▶ _What you are asked to do_
List all lines of the data that include the string "놀이기구를".

▶ _Records to process_
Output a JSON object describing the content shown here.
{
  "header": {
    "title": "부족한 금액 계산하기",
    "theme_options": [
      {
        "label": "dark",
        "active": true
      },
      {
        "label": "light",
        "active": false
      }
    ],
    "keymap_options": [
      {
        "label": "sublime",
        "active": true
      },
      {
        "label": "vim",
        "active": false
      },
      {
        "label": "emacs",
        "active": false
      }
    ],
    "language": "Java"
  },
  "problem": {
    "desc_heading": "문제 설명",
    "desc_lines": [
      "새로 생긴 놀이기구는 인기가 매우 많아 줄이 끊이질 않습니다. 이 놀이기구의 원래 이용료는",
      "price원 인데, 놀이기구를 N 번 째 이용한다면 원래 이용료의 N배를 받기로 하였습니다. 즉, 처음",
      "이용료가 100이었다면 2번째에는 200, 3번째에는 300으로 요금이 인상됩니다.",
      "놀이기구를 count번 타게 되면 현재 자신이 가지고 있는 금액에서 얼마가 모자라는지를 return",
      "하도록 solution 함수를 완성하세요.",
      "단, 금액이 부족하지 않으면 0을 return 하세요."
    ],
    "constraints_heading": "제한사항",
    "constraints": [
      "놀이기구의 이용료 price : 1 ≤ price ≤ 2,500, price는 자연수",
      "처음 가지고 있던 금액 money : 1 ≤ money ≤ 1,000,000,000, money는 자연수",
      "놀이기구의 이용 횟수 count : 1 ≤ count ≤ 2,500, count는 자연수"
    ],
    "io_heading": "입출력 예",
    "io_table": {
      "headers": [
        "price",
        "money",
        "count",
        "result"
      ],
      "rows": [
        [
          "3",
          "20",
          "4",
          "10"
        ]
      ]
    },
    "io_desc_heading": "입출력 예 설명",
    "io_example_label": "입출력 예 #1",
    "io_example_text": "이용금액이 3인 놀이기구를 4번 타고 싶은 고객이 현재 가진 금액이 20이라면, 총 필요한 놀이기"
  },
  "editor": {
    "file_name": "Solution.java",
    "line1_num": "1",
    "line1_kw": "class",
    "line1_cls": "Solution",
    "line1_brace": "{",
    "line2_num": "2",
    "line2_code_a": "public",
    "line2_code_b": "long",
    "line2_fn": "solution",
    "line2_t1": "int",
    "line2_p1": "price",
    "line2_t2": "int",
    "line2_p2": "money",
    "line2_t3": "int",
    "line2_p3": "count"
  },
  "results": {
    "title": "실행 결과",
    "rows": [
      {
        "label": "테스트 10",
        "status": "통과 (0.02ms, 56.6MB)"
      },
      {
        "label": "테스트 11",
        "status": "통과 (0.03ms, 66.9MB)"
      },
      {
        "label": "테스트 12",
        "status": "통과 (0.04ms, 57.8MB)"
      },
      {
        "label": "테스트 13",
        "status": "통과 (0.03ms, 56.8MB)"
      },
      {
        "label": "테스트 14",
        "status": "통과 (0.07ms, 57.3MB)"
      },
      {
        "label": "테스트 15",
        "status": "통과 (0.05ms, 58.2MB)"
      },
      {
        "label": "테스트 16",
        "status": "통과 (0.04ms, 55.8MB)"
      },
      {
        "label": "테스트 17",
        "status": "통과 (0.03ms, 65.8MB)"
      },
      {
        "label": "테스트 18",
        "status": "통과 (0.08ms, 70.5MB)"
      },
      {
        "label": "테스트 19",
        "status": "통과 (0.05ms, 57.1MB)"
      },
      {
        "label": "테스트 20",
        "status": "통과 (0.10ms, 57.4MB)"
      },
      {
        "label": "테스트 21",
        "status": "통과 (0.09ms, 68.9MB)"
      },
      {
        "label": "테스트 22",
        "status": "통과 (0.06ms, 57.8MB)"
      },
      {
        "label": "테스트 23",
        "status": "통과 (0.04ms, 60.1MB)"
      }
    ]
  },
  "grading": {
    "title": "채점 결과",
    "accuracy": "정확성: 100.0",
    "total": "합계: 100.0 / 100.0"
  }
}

▶ _Worked solution_
      "price원 인데, 놀이기구를 N 번 째 이용한다면 원래 이용료의 N배를 받기로 하였습니다. 즉, 처음",
      "놀이기구를 count번 타게 되면 현재 자신이 가지고 있는 금액에서 얼마가 모자라는지를 return",
    "io_example_text": "이용금액이 3인 놀이기구를 4번 타고 싶은 고객이 현재 가진 금액이 20이라면, 총 필요한 놀이기"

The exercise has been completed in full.